## Exercise details
Show all lines of the listing that hold the word "retweets".

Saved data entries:
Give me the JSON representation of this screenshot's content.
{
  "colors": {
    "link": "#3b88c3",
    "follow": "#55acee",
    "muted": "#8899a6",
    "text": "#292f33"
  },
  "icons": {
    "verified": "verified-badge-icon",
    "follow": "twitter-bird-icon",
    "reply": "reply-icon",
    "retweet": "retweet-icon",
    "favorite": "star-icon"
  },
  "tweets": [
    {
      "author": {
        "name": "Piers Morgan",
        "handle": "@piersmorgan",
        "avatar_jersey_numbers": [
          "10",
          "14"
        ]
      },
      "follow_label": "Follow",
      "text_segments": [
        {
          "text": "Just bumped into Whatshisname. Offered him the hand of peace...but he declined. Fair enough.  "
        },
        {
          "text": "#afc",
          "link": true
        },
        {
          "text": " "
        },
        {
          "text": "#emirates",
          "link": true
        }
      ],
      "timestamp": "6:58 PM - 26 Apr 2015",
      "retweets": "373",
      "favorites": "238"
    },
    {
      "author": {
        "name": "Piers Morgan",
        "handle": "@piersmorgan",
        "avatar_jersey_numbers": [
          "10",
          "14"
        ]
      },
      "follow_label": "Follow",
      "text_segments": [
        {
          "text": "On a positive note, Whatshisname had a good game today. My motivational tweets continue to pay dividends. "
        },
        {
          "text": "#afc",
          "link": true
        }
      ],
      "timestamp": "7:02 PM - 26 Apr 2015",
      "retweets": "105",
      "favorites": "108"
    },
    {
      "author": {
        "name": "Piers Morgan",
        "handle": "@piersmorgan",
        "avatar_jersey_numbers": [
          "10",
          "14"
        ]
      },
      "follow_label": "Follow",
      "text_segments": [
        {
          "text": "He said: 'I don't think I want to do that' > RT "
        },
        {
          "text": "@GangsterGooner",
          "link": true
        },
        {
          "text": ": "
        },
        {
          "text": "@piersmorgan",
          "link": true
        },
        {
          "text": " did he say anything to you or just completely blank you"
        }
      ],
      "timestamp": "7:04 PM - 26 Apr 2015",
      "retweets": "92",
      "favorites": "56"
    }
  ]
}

## Output below
      "retweets": "373",
      "retweets": "105",
      "retweets": "92",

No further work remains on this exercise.